DESCRIPTION OF THE TASK
Below are entries; tally how many lines hold the string "Luxchat" and answer with only that figure.

PROVIDED DATA
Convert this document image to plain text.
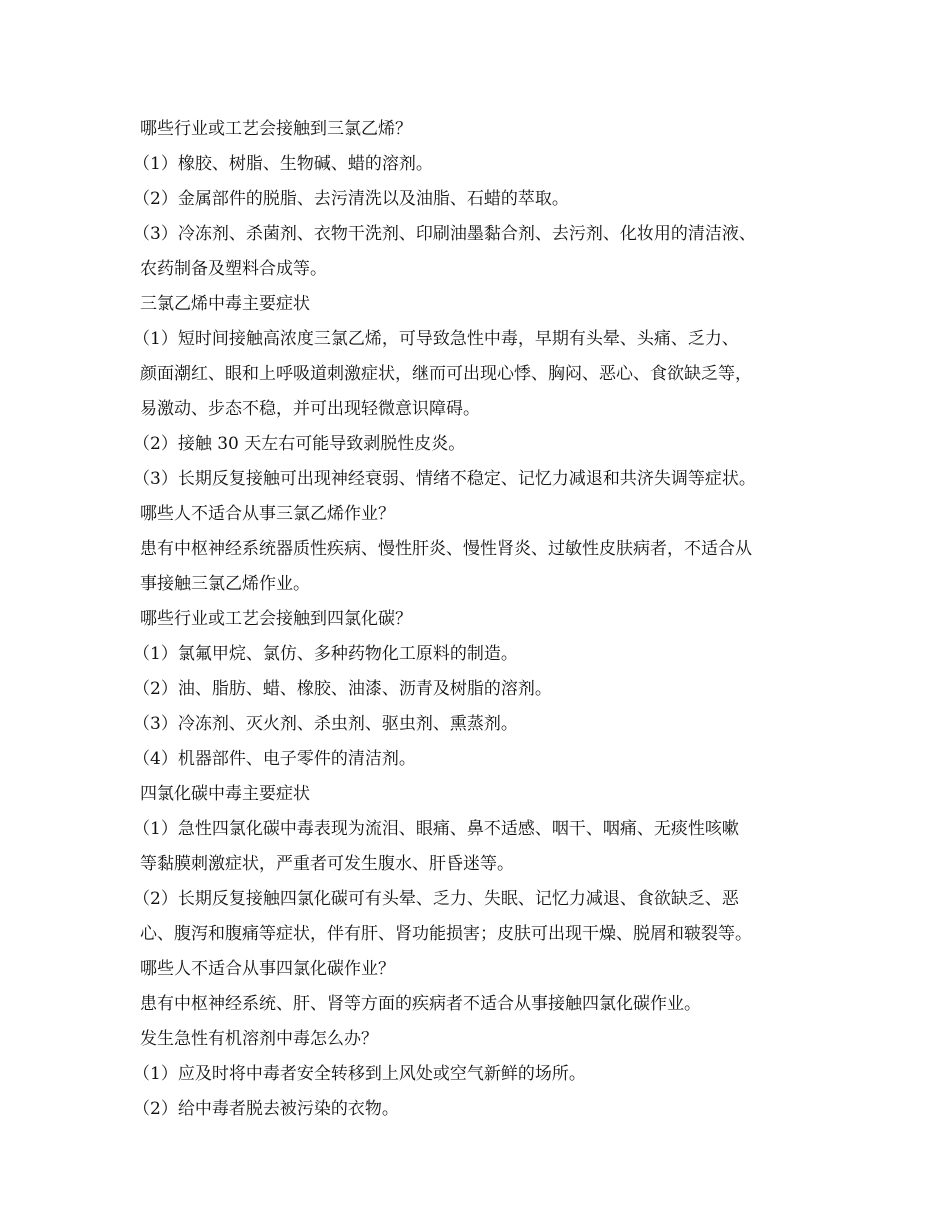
哪些行业或工艺会接触到三氯乙烯？
（1）橡胶、树脂、生物碱、蜡的溶剂。
（2）金属部件的脱脂、去污清洗以及油脂、石蜡的萃取。
（3）冷冻剂、杀菌剂、衣物干洗剂、印刷油墨黏合剂、去污剂、化妆用的清洁液、
农药制备及塑料合成等。
三氯乙烯中毒主要症状
（1）短时间接触高浓度三氯乙烯，可导致急性中毒，早期有头晕、头痛、乏力、
颜面潮红、眼和上呼吸道刺激症状，继而可出现心悸、胸闷、恶心、食欲缺乏等，
易激动、步态不稳，并可出现轻微意识障碍。
（2）接触 30 天左右可能导致剥脱性皮炎。
（3）长期反复接触可出现神经衰弱、情绪不稳定、记忆力减退和共济失调等症状。
哪些人不适合从事三氯乙烯作业？
患有中枢神经系统器质性疾病、慢性肝炎、慢性肾炎、过敏性皮肤病者，不适合从
事接触三氯乙烯作业。
哪些行业或工艺会接触到四氯化碳？
（1）氯氟甲烷、氯仿、多种药物化工原料的制造。
（2）油、脂肪、蜡、橡胶、油漆、沥青及树脂的溶剂。
（3）冷冻剂、灭火剂、杀虫剂、驱虫剂、熏蒸剂。
（4）机器部件、电子零件的清洁剂。
四氯化碳中毒主要症状
（1）急性四氯化碳中毒表现为流泪、眼痛、鼻不适感、咽干、咽痛、无痰性咳嗽
等黏膜刺激症状，严重者可发生腹水、肝昏迷等。
（2）长期反复接触四氯化碳可有头晕、乏力、失眠、记忆力减退、食欲缺乏、恶
心、腹泻和腹痛等症状，伴有肝、肾功能损害；皮肤可出现干燥、脱屑和皲裂等。
哪些人不适合从事四氯化碳作业？
患有中枢神经系统、肝、肾等方面的疾病者不适合从事接触四氯化碳作业。
发生急性有机溶剂中毒怎么办？
（1）应及时将中毒者安全转移到上风处或空气新鲜的场所。
（2）给中毒者脱去被污染的衣物。
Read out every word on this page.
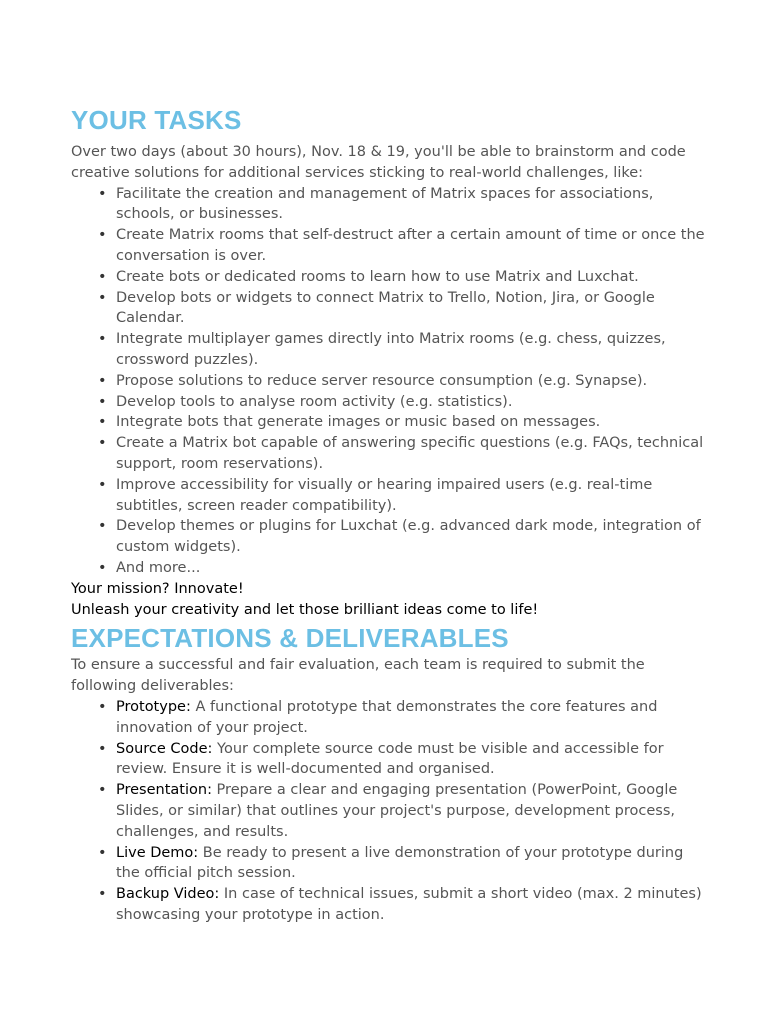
YOUR TASKS

Over two days (about 30 hours), Nov. 18 & 19, you'll be able to brainstorm and code creative solutions for additional services sticking to real-world challenges, like:

• Facilitate the creation and management of Matrix spaces for associations, schools, or businesses.
• Create Matrix rooms that self-destruct after a certain amount of time or once the conversation is over.
• Create bots or dedicated rooms to learn how to use Matrix and Luxchat.
• Develop bots or widgets to connect Matrix to Trello, Notion, Jira, or Google Calendar.
• Integrate multiplayer games directly into Matrix rooms (e.g. chess, quizzes, crossword puzzles).
• Propose solutions to reduce server resource consumption (e.g. Synapse).
• Develop tools to analyse room activity (e.g. statistics).
• Integrate bots that generate images or music based on messages.
• Create a Matrix bot capable of answering specific questions (e.g. FAQs, technical support, room reservations).
• Improve accessibility for visually or hearing impaired users (e.g. real-time subtitles, screen reader compatibility).
• Develop themes or plugins for Luxchat (e.g. advanced dark mode, integration of custom widgets).
• And more...

Your mission? Innovate!

Unleash your creativity and let those brilliant ideas come to life!

EXPECTATIONS & DELIVERABLES

To ensure a successful and fair evaluation, each team is required to submit the following deliverables:

• Prototype: A functional prototype that demonstrates the core features and innovation of your project.
• Source Code: Your complete source code must be visible and accessible for review. Ensure it is well-documented and organised.
• Presentation: Prepare a clear and engaging presentation (PowerPoint, Google Slides, or similar) that outlines your project's purpose, development process, challenges, and results.
• Live Demo: Be ready to present a live demonstration of your prototype during the official pitch session.
• Backup Video: In case of technical issues, submit a short video (max. 2 minutes) showcasing your prototype in action.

SOLUTION TO THIS EXERCISE
2